**DATA LISTING:**

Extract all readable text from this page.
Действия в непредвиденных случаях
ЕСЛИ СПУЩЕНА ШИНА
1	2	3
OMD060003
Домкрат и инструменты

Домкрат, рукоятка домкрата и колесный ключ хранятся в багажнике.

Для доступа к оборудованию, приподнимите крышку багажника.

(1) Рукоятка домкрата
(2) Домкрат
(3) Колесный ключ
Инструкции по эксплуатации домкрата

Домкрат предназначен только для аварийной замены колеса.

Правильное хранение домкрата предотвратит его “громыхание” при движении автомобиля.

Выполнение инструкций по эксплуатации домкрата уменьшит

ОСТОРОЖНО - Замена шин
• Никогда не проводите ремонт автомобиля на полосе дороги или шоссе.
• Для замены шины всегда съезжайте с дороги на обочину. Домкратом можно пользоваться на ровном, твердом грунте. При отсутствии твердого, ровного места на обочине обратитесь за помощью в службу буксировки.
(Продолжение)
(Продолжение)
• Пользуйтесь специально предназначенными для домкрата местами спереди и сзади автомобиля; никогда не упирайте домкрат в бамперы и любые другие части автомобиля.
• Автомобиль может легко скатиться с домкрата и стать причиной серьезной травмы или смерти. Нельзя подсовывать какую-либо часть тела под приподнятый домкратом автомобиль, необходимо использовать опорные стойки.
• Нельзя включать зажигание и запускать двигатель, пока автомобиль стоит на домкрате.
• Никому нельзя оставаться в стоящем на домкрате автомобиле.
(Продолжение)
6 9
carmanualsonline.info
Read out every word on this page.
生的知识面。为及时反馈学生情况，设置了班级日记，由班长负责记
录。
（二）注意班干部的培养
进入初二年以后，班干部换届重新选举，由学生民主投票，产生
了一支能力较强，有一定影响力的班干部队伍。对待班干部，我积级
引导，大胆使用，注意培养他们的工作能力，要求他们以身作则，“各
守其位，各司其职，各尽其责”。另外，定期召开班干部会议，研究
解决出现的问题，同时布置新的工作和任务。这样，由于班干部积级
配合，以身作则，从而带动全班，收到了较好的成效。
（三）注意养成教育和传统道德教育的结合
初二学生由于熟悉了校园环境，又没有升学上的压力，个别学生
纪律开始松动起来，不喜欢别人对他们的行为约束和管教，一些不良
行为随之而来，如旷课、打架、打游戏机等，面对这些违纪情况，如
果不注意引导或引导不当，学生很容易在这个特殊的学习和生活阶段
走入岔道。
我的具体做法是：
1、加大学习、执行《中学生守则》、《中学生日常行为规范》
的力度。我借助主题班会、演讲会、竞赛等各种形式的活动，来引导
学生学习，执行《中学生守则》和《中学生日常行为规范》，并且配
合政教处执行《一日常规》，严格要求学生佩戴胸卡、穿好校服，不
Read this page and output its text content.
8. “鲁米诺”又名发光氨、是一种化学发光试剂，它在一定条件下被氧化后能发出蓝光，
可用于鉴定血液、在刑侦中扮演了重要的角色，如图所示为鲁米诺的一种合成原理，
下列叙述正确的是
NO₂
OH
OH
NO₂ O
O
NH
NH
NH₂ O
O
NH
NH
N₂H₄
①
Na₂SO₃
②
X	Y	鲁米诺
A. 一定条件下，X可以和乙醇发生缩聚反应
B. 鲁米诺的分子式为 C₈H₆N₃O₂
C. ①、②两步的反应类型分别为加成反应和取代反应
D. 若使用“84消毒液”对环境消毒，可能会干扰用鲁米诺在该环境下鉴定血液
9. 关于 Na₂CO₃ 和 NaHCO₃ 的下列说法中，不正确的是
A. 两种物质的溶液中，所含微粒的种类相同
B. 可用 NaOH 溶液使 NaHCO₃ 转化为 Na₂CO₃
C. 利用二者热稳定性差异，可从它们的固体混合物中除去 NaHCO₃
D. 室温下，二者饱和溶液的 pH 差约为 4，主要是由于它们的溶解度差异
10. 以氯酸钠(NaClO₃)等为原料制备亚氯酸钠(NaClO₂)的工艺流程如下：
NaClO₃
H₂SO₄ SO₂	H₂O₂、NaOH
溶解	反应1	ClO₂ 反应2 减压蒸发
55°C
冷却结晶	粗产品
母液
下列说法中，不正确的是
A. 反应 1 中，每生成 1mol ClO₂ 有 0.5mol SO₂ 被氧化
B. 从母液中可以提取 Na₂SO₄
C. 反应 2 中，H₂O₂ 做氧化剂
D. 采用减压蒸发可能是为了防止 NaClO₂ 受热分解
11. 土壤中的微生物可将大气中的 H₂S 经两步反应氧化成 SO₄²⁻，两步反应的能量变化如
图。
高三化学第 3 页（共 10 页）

**YOUR OBJECTIVE:** Print back all the lines verbatim.

**ANSWER TO THE EXERCISE:**
Extract all readable text from this page.
Действия в непредвиденных случаях
ЕСЛИ СПУЩЕНА ШИНА
1	2	3
OMD060003
Домкрат и инструменты

Домкрат, рукоятка домкрата и колесный ключ хранятся в багажнике.

Для доступа к оборудованию, приподнимите крышку багажника.

(1) Рукоятка домкрата
(2) Домкрат
(3) Колесный ключ
Инструкции по эксплуатации домкрата

Домкрат предназначен только для аварийной замены колеса.

Правильное хранение домкрата предотвратит его “громыхание” при движении автомобиля.

Выполнение инструкций по эксплуатации домкрата уменьшит

ОСТОРОЖНО - Замена шин
• Никогда не проводите ремонт автомобиля на полосе дороги или шоссе.
• Для замены шины всегда съезжайте с дороги на обочину. Домкратом можно пользоваться на ровном, твердом грунте. При отсутствии твердого, ровного места на обочине обратитесь за помощью в службу буксировки.
(Продолжение)
(Продолжение)
• Пользуйтесь специально предназначенными для домкрата местами спереди и сзади автомобиля; никогда не упирайте домкрат в бамперы и любые другие части автомобиля.
• Автомобиль может легко скатиться с домкрата и стать причиной серьезной травмы или смерти. Нельзя подсовывать какую-либо часть тела под приподнятый домкратом автомобиль, необходимо использовать опорные стойки.
• Нельзя включать зажигание и запускать двигатель, пока автомобиль стоит на домкрате.
• Никому нельзя оставаться в стоящем на домкрате автомобиле.
(Продолжение)
6 9
carmanualsonline.info
Read out every word on this page.
生的知识面。为及时反馈学生情况，设置了班级日记，由班长负责记
录。
（二）注意班干部的培养
进入初二年以后，班干部换届重新选举，由学生民主投票，产生
了一支能力较强，有一定影响力的班干部队伍。对待班干部，我积级
引导，大胆使用，注意培养他们的工作能力，要求他们以身作则，“各
守其位，各司其职，各尽其责”。另外，定期召开班干部会议，研究
解决出现的问题，同时布置新的工作和任务。这样，由于班干部积级
配合，以身作则，从而带动全班，收到了较好的成效。
（三）注意养成教育和传统道德教育的结合
初二学生由于熟悉了校园环境，又没有升学上的压力，个别学生
纪律开始松动起来，不喜欢别人对他们的行为约束和管教，一些不良
行为随之而来，如旷课、打架、打游戏机等，面对这些违纪情况，如
果不注意引导或引导不当，学生很容易在这个特殊的学习和生活阶段
走入岔道。
我的具体做法是：
1、加大学习、执行《中学生守则》、《中学生日常行为规范》
的力度。我借助主题班会、演讲会、竞赛等各种形式的活动，来引导
学生学习，执行《中学生守则》和《中学生日常行为规范》，并且配
合政教处执行《一日常规》，严格要求学生佩戴胸卡、穿好校服，不
Read this page and output its text content.
8. “鲁米诺”又名发光氨、是一种化学发光试剂，它在一定条件下被氧化后能发出蓝光，
可用于鉴定血液、在刑侦中扮演了重要的角色，如图所示为鲁米诺的一种合成原理，
下列叙述正确的是
NO₂
OH
OH
NO₂ O
O
NH
NH
NH₂ O
O
NH
NH
N₂H₄
①
Na₂SO₃
②
X	Y	鲁米诺
A. 一定条件下，X可以和乙醇发生缩聚反应
B. 鲁米诺的分子式为 C₈H₆N₃O₂
C. ①、②两步的反应类型分别为加成反应和取代反应
D. 若使用“84消毒液”对环境消毒，可能会干扰用鲁米诺在该环境下鉴定血液
9. 关于 Na₂CO₃ 和 NaHCO₃ 的下列说法中，不正确的是
A. 两种物质的溶液中，所含微粒的种类相同
B. 可用 NaOH 溶液使 NaHCO₃ 转化为 Na₂CO₃
C. 利用二者热稳定性差异，可从它们的固体混合物中除去 NaHCO₃
D. 室温下，二者饱和溶液的 pH 差约为 4，主要是由于它们的溶解度差异
10. 以氯酸钠(NaClO₃)等为原料制备亚氯酸钠(NaClO₂)的工艺流程如下：
NaClO₃
H₂SO₄ SO₂	H₂O₂、NaOH
溶解	反应1	ClO₂ 反应2 减压蒸发
55°C
冷却结晶	粗产品
母液
下列说法中，不正确的是
A. 反应 1 中，每生成 1mol ClO₂ 有 0.5mol SO₂ 被氧化
B. 从母液中可以提取 Na₂SO₄
C. 反应 2 中，H₂O₂ 做氧化剂
D. 采用减压蒸发可能是为了防止 NaClO₂ 受热分解
11. 土壤中的微生物可将大气中的 H₂S 经两步反应氧化成 SO₄²⁻，两步反应的能量变化如
图。
高三化学第 3 页（共 10 页）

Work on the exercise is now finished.